-- Directive --
Every entry needs to be printed exactly, please.

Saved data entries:

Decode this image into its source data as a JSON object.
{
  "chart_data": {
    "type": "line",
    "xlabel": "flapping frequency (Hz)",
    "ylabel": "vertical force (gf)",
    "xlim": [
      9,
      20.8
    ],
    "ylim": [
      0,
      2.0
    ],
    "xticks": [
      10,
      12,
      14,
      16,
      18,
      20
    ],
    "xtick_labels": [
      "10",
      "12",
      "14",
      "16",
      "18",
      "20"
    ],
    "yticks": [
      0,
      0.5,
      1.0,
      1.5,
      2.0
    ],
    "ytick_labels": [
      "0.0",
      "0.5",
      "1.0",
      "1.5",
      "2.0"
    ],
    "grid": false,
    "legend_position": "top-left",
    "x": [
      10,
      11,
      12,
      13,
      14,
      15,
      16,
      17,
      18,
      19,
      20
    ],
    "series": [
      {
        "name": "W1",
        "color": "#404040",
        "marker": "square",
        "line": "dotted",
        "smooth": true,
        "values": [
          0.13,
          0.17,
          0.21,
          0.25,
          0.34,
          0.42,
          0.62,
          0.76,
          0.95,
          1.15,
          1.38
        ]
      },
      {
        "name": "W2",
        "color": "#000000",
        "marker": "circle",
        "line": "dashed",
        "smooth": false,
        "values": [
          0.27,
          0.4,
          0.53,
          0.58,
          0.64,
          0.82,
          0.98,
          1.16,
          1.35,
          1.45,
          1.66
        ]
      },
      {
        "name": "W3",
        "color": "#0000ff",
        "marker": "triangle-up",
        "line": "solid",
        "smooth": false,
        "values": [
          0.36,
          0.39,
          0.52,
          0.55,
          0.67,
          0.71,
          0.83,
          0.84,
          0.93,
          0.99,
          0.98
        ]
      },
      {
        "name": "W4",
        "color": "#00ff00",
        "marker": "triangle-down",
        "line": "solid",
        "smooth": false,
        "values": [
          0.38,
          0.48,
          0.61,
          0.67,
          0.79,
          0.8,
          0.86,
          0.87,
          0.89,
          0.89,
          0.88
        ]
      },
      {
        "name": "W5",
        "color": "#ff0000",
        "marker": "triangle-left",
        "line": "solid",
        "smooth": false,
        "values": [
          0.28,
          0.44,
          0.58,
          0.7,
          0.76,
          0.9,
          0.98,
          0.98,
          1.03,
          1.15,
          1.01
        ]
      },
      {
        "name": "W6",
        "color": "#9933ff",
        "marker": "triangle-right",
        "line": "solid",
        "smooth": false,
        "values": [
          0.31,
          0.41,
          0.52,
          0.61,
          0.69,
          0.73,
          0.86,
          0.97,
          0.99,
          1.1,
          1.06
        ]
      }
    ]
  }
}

-- Finished answer --
Decode this image into its source data as a JSON object.
{
  "chart_data": {
    "type": "line",
    "xlabel": "flapping frequency (Hz)",
    "ylabel": "vertical force (gf)",
    "xlim": [
      9,
      20.8
    ],
    "ylim": [
      0,
      2.0
    ],
    "xticks": [
      10,
      12,
      14,
      16,
      18,
      20
    ],
    "xtick_labels": [
      "10",
      "12",
      "14",
      "16",
      "18",
      "20"
    ],
    "yticks": [
      0,
      0.5,
      1.0,
      1.5,
      2.0
    ],
    "ytick_labels": [
      "0.0",
      "0.5",
      "1.0",
      "1.5",
      "2.0"
    ],
    "grid": false,
    "legend_position": "top-left",
    "x": [
      10,
      11,
      12,
      13,
      14,
      15,
      16,
      17,
      18,
      19,
      20
    ],
    "series": [
      {
        "name": "W1",
        "color": "#404040",
        "marker": "square",
        "line": "dotted",
        "smooth": true,
        "values": [
          0.13,
          0.17,
          0.21,
          0.25,
          0.34,
          0.42,
          0.62,
          0.76,
          0.95,
          1.15,
          1.38
        ]
      },
      {
        "name": "W2",
        "color": "#000000",
        "marker": "circle",
        "line": "dashed",
        "smooth": false,
        "values": [
          0.27,
          0.4,
          0.53,
          0.58,
          0.64,
          0.82,
          0.98,
          1.16,
          1.35,
          1.45,
          1.66
        ]
      },
      {
        "name": "W3",
        "color": "#0000ff",
        "marker": "triangle-up",
        "line": "solid",
        "smooth": false,
        "values": [
          0.36,
          0.39,
          0.52,
          0.55,
          0.67,
          0.71,
          0.83,
          0.84,
          0.93,
          0.99,
          0.98
        ]
      },
      {
        "name": "W4",
        "color": "#00ff00",
        "marker": "triangle-down",
        "line": "solid",
        "smooth": false,
        "values": [
          0.38,
          0.48,
          0.61,
          0.67,
          0.79,
          0.8,
          0.86,
          0.87,
          0.89,
          0.89,
          0.88
        ]
      },
      {
        "name": "W5",
        "color": "#ff0000",
        "marker": "triangle-left",
        "line": "solid",
        "smooth": false,
        "values": [
          0.28,
          0.44,
          0.58,
          0.7,
          0.76,
          0.9,
          0.98,
          0.98,
          1.03,
          1.15,
          1.01
        ]
      },
      {
        "name": "W6",
        "color": "#9933ff",
        "marker": "triangle-right",
        "line": "solid",
        "smooth": false,
        "values": [
          0.31,
          0.41,
          0.52,
          0.61,
          0.69,
          0.73,
          0.86,
          0.97,
          0.99,
          1.1,
          1.06
        ]
      }
    ]
  }
}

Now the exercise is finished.